NO IRÉ A LA CÁRCEL
- Javier Figuero
- 14 sept 2016
- 2 Min. de lectura
En un agosto de tiempos universitarios estuve en Reading, Inglaterra, para seguir un festival de rock de tres días de duración orientado a hippies y a los que jugábamos a serlo los veranos. Una de esas mañanas me quité las margaritas de la barba para intentar visitar la cárcel donde Oscar Wilde fue reducido por "indecencia grave", pero, por muy liberales que sean, las naciones oscurecen sus vergüenzas. Las de privación de libertad a los diferentes apenas se muestran como derecho de conquista: campos de exterminio nazis o la prisión de Sudáfrica donde encerraron 27 años a Mandela.

━━━━━━━━━━━━━━━━━━━━━━━━━━━━━━

Transcribe completo el fragmento sobre la cárcel de Reading, sin cambiar una sola letra ni signo. Las filas son material aparte y no guardan relación con el fragmento.

━━━━━━━━━━━━━━━━━━━━━━━━━━━━━━

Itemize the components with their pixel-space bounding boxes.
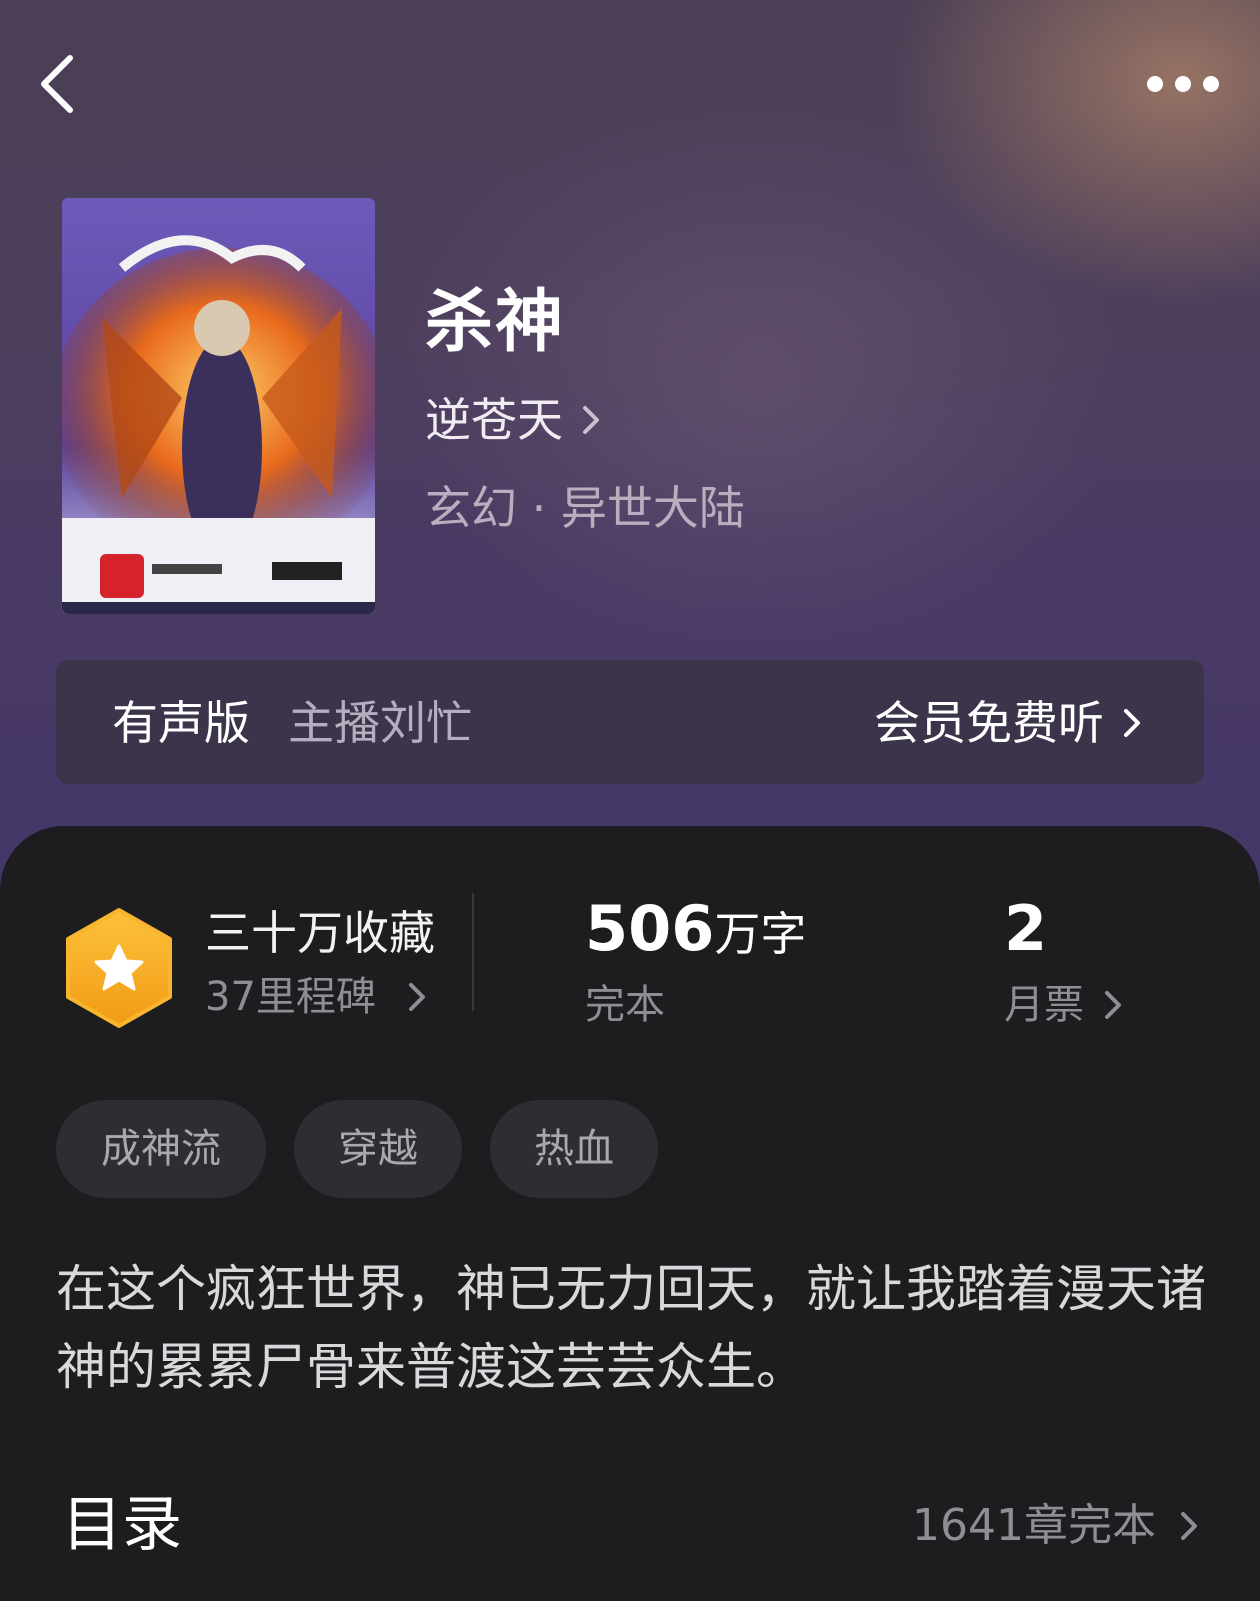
toc-chapter-info: 1641章完本 bbox=[912, 1500, 1156, 1551]
book-cover[interactable] bbox=[62, 198, 375, 614]
milestone-link[interactable]: 37里程碑 bbox=[205, 972, 426, 1022]
chevron-right-icon bbox=[1124, 709, 1140, 737]
audio-version-bar[interactable]: 有声版 主播刘忙 会员免费听 bbox=[56, 660, 1204, 784]
milestone-label: 37里程碑 bbox=[205, 974, 376, 1020]
toc-link[interactable]: 1641章完本 bbox=[912, 1496, 1198, 1556]
chevron-right-icon bbox=[408, 983, 425, 1011]
author-link[interactable]: 逆苍天 bbox=[425, 392, 601, 448]
chevron-right-icon bbox=[1181, 1512, 1197, 1540]
back-button[interactable] bbox=[34, 52, 82, 116]
monthly-votes-label: 月票 bbox=[1004, 982, 1084, 1028]
more-button[interactable] bbox=[1140, 66, 1230, 102]
word-count-unit: 万字 bbox=[714, 907, 807, 961]
tag-chip[interactable]: 穿越 bbox=[294, 1100, 462, 1198]
word-count-number: 506 bbox=[585, 892, 715, 965]
chevron-right-icon bbox=[583, 406, 599, 434]
favorites-count: 三十万收藏 bbox=[205, 906, 435, 960]
audio-host: 主播刘忙 bbox=[288, 696, 472, 750]
author-name: 逆苍天 bbox=[425, 393, 563, 447]
word-count: 506万字 bbox=[585, 894, 806, 980]
chevron-right-icon bbox=[1105, 991, 1121, 1019]
member-listen-link[interactable]: 会员免费听 bbox=[874, 696, 1142, 750]
toc-title: 目录 bbox=[62, 1490, 182, 1560]
more-icon bbox=[1147, 76, 1219, 92]
member-listen-label: 会员免费听 bbox=[874, 696, 1104, 750]
book-description[interactable]: 在这个疯狂世界，神已无力回天，就让我踏着漫天诸神的累累尸骨来普渡这芸芸众生。 bbox=[56, 1250, 1206, 1406]
star-badge-icon bbox=[66, 908, 172, 1028]
tag-chip[interactable]: 成神流 bbox=[56, 1100, 266, 1198]
stats-divider bbox=[472, 893, 474, 1011]
audio-label: 有声版 bbox=[112, 696, 250, 750]
completion-status: 完本 bbox=[585, 982, 665, 1028]
book-title: 杀神 bbox=[425, 283, 566, 362]
tag-chip[interactable]: 热血 bbox=[490, 1100, 658, 1198]
back-icon bbox=[41, 55, 73, 113]
genre-label: 玄幻 · 异世大陆 bbox=[425, 481, 745, 535]
monthly-votes-link[interactable]: 月票 bbox=[1004, 980, 1122, 1030]
monthly-votes-number: 2 bbox=[1004, 892, 1048, 965]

━━━━━━━━━━━━━━━━━━━━━━━━━━━━━━

:: RESULTADO DEL EJERCICIO ::
NO IRÉ A LA CÁRCEL
- Javier Figuero
- 14 sept 2016
- 2 Min. de lectura
En un agosto de tiempos universitarios estuve en Reading, Inglaterra, para seguir un festival de rock de tres días de duración orientado a hippies y a los que jugábamos a serlo los veranos. Una de esas mañanas me quité las margaritas de la barba para intentar visitar la cárcel donde Oscar Wilde fue reducido por "indecencia grave", pero, por muy liberales que sean, las naciones oscurecen sus vergüenzas. Las de privación de libertad a los diferentes apenas se muestran como derecho de conquista: campos de exterminio nazis o la prisión de Sudáfrica donde encerraron 27 años a Mandela.